▶ _Document text_
════════════════
Personal information
- Full name: Zaur Zalimbiyevich Khapov
- Date of birth: 21 October 1964 (age 61)
- Place of birth: Nalchik, USSR
- Height: 1.88 m (6 ft 2 in)
- Position: Goalkeeper

Team information
- Current team: FC Lokomotiv Moscow (assistant manager)

Senior career*
- Years: Team / Apps / (Gls)
- 1982: PFC Spartak Nalchik / 22 / (0)
- 1983–1984: FC SKA Rostov-on-Don / 1 / (0)
- 1985–1986: PFC Spartak Nalchik / 62 / (0)
- 1987–1988: FC Spartak Moscow / 0 / (0)
- 1988: FC Shinnik Yaroslavl / 30 / (0)
- 1988–1990: FC Dinamo Tbilisi / 35 / (0)
- 1991–1999: FC Alania Vladikavkaz / 233 / (0)
- 2000–2005: FC Lokomotiv Moscow / 2 / (0)

International career
- 1994: Russia / 2 / (0)

Managerial career
- 2005: FC Lokomotiv Moscow (assistant)
════════════════
(Dataset entries)
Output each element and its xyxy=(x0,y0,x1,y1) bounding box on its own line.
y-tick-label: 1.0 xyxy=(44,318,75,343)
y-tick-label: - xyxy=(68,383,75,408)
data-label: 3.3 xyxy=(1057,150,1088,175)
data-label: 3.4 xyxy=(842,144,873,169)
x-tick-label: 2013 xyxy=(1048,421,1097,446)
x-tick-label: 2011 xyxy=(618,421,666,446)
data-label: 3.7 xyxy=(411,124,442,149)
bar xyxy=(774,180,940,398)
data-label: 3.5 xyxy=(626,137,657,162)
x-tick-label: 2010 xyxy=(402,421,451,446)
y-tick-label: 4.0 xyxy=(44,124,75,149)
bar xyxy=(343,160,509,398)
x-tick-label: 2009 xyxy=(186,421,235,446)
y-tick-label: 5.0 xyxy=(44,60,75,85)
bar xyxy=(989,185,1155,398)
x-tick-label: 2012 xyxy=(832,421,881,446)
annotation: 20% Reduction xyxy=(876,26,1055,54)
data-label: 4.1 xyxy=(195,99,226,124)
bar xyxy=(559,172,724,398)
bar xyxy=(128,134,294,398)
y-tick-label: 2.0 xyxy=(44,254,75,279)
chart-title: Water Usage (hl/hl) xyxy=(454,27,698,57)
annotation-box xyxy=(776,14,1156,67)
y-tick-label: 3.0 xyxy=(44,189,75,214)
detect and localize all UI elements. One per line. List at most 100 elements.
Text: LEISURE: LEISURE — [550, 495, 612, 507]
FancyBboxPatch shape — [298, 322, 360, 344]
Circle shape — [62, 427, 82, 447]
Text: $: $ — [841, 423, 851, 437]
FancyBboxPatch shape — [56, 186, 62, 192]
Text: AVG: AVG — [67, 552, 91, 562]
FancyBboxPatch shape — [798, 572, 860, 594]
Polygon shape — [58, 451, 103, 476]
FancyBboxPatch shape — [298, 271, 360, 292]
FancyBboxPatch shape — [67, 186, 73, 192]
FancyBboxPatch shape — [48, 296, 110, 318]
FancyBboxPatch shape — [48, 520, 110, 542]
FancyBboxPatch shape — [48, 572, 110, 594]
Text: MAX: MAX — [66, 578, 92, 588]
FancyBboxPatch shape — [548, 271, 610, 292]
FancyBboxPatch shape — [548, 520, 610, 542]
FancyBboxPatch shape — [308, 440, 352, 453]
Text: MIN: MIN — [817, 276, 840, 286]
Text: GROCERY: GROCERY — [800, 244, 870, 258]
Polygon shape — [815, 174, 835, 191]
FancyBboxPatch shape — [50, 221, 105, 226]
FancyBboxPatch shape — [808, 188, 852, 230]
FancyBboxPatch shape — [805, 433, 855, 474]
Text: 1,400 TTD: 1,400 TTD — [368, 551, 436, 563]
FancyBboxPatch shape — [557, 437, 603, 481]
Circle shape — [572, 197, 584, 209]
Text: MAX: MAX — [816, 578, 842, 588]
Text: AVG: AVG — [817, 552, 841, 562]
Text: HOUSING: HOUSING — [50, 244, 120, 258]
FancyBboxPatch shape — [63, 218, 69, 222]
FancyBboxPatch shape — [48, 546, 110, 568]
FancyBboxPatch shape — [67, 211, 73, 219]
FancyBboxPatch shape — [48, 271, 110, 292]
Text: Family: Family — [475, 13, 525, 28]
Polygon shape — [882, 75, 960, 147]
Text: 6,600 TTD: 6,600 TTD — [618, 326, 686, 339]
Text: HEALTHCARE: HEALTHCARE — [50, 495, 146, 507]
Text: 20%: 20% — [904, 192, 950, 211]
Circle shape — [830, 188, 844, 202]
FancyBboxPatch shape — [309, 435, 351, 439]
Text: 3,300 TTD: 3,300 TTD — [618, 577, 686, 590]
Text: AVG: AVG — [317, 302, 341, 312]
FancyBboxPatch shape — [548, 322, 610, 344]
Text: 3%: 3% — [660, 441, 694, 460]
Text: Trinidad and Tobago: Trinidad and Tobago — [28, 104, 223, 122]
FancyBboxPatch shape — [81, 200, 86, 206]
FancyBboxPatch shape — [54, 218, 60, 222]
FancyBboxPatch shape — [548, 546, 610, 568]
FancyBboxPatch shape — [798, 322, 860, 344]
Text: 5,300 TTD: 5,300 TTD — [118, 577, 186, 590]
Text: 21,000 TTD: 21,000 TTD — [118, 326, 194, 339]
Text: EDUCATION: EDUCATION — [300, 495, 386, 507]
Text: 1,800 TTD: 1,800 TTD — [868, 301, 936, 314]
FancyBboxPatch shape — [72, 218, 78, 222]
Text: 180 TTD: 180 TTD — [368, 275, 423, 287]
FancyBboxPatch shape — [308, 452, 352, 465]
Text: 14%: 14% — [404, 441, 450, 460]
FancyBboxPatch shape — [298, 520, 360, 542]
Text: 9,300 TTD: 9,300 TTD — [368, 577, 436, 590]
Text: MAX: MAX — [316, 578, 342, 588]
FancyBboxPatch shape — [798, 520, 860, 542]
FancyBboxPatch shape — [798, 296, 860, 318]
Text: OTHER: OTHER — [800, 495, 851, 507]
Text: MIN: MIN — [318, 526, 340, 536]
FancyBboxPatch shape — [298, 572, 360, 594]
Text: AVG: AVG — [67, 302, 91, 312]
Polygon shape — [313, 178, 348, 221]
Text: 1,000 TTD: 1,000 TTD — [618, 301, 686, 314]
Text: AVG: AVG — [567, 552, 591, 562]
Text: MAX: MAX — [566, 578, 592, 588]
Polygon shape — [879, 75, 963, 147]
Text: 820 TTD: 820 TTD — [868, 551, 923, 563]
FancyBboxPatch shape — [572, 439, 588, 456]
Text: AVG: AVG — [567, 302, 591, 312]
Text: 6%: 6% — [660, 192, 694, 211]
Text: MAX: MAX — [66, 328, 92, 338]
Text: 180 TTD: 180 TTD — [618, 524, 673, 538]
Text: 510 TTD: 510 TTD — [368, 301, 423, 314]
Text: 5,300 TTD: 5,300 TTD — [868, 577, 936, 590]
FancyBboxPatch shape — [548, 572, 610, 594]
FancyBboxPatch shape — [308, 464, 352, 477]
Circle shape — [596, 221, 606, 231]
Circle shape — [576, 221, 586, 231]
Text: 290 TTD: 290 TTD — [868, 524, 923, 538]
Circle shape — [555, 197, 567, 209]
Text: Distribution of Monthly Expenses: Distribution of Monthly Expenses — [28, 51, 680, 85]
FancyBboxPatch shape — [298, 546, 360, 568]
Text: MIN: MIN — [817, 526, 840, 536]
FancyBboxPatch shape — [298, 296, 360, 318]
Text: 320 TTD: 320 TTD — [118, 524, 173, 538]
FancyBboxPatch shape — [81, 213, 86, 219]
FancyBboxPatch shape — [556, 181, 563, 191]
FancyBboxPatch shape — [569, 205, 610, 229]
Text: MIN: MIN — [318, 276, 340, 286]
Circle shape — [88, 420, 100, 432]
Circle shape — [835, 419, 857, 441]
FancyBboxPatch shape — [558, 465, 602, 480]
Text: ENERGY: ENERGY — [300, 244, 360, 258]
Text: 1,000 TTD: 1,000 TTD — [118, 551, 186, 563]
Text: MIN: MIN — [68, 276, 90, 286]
════════════════
▶ _About this task_
In the goalkeeper's profile, which club did he play for from 1991 to 1999?

▶ _Result below_
FC Alania Vladikavkaz